Given request – Look through the lines below and extract each one that contains "đoạn".

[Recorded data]
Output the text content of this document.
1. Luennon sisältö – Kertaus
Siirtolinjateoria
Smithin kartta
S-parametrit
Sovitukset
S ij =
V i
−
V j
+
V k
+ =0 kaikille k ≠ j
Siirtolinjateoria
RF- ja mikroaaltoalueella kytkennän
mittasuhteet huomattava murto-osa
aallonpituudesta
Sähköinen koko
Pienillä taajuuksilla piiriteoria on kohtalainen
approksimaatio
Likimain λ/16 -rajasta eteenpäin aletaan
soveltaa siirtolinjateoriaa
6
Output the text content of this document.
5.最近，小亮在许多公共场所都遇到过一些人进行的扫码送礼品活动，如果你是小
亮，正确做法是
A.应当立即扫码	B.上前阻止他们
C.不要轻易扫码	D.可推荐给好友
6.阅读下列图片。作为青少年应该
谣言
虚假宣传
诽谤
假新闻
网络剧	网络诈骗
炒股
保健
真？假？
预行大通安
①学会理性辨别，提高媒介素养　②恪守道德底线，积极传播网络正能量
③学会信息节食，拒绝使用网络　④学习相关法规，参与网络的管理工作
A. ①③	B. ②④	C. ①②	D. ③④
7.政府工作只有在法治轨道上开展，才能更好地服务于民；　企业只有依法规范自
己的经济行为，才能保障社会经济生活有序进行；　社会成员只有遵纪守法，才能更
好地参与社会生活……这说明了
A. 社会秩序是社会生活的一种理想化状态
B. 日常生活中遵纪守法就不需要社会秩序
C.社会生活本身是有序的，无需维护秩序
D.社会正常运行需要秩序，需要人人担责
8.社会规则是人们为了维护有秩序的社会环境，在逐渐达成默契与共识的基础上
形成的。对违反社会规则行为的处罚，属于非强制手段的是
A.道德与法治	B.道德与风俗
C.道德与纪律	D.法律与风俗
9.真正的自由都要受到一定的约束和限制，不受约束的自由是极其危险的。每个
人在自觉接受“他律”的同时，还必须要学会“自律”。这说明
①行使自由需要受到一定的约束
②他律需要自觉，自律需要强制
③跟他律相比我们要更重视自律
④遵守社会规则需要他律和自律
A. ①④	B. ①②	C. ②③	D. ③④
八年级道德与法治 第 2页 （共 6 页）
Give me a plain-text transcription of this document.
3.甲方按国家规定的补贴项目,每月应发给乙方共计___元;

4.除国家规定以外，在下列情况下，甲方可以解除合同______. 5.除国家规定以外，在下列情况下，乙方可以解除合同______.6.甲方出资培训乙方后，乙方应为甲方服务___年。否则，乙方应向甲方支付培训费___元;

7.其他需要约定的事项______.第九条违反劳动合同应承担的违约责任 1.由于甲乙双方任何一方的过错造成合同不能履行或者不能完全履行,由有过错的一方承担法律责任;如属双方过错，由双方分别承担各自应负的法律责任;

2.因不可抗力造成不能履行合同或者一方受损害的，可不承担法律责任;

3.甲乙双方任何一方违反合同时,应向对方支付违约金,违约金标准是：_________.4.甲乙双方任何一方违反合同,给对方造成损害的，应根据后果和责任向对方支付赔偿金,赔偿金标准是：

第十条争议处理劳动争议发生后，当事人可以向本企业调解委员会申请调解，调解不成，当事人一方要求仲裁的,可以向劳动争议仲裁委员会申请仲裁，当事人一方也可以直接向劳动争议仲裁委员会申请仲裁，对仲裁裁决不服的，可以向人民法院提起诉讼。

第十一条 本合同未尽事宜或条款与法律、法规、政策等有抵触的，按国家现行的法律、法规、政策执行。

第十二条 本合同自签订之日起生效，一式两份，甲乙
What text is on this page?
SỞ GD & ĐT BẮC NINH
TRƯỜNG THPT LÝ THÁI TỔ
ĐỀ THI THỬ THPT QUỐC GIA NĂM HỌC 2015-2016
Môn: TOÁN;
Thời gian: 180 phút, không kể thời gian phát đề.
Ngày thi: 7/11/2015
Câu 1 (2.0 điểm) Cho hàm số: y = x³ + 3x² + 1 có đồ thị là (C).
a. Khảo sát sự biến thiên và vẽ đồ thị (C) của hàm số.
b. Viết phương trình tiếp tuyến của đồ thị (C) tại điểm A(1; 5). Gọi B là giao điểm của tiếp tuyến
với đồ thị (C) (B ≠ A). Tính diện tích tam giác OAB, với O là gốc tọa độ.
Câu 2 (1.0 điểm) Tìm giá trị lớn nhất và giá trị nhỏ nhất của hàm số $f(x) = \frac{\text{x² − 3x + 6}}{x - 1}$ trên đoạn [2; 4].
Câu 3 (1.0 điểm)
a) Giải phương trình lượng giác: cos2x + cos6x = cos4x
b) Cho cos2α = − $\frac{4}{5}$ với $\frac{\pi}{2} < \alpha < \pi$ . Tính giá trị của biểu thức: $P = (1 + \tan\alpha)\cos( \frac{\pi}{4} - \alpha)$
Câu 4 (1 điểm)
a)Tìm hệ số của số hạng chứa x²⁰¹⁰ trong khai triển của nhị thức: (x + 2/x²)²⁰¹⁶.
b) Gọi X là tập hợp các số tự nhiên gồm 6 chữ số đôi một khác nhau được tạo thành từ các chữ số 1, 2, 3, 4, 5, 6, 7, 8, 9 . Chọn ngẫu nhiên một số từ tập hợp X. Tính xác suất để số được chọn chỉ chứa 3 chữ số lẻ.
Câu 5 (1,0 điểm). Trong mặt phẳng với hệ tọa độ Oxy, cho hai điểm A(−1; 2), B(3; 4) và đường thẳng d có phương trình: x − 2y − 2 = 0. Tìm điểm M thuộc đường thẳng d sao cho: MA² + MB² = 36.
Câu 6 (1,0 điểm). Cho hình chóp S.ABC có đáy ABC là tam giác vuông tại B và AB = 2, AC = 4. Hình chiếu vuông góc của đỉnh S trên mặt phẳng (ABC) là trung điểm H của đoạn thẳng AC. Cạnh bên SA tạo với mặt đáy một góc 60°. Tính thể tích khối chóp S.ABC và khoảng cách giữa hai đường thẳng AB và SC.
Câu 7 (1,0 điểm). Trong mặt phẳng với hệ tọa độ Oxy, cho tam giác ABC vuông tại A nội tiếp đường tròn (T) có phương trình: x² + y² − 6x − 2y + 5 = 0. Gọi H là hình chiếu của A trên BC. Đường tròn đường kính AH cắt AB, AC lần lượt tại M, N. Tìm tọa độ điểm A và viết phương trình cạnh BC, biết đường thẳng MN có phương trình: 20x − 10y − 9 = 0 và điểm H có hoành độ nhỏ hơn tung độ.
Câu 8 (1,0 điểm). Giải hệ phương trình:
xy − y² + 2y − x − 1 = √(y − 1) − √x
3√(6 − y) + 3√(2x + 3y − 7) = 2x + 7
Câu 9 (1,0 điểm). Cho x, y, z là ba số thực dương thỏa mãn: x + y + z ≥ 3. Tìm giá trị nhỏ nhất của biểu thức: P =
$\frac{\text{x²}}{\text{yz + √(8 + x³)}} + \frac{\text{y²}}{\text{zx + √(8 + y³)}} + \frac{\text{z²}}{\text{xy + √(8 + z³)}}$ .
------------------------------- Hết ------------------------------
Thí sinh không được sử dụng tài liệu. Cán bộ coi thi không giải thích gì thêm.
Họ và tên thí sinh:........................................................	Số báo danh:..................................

Exercise answer –
Câu 2 (1.0 điểm) Tìm giá trị lớn nhất và giá trị nhỏ nhất của hàm số $f(x) = \frac{\text{x² − 3x + 6}}{x - 1}$ trên đoạn [2; 4].
Câu 6 (1,0 điểm). Cho hình chóp S.ABC có đáy ABC là tam giác vuông tại B và AB = 2, AC = 4. Hình chiếu vuông góc của đỉnh S trên mặt phẳng (ABC) là trung điểm H của đoạn thẳng AC. Cạnh bên SA tạo với mặt đáy một góc 60°. Tính thể tích khối chóp S.ABC và khoảng cách giữa hai đường thẳng AB và SC.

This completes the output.